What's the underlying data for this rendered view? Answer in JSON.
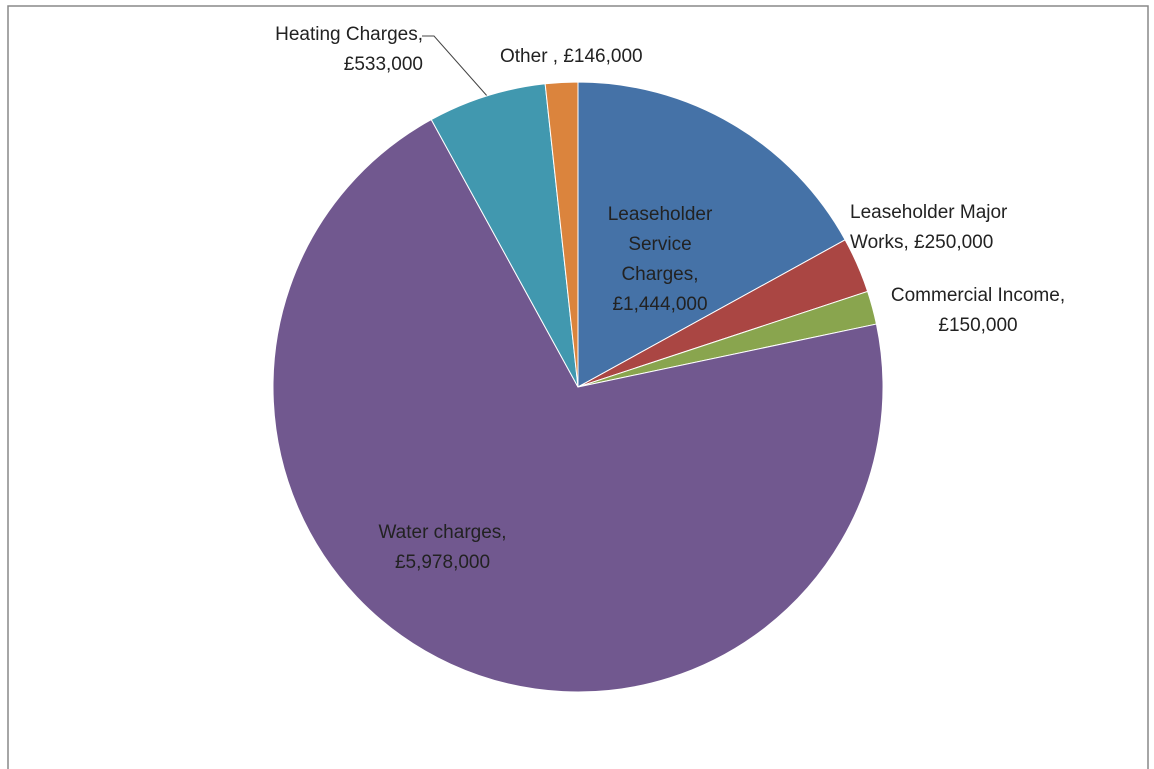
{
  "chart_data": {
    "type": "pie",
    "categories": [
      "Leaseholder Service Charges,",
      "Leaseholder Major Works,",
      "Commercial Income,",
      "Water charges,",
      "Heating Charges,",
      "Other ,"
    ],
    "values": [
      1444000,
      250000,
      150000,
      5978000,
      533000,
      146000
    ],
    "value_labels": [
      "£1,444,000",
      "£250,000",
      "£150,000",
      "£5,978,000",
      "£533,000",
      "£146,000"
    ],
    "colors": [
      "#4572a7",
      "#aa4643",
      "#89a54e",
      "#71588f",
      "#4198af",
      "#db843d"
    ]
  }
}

=-=-=

Exercise task => Exclude all images and restate the records above word for word.

Response =>
What's the underlying data for this rendered view? Answer in JSON.
{
  "chart_data": {
    "type": "pie",
    "categories": [
      "Leaseholder Service Charges,",
      "Leaseholder Major Works,",
      "Commercial Income,",
      "Water charges,",
      "Heating Charges,",
      "Other ,"
    ],
    "values": [
      1444000,
      250000,
      150000,
      5978000,
      533000,
      146000
    ],
    "value_labels": [
      "£1,444,000",
      "£250,000",
      "£150,000",
      "£5,978,000",
      "£533,000",
      "£146,000"
    ],
    "colors": [
      "#4572a7",
      "#aa4643",
      "#89a54e",
      "#71588f",
      "#4198af",
      "#db843d"
    ]
  }
}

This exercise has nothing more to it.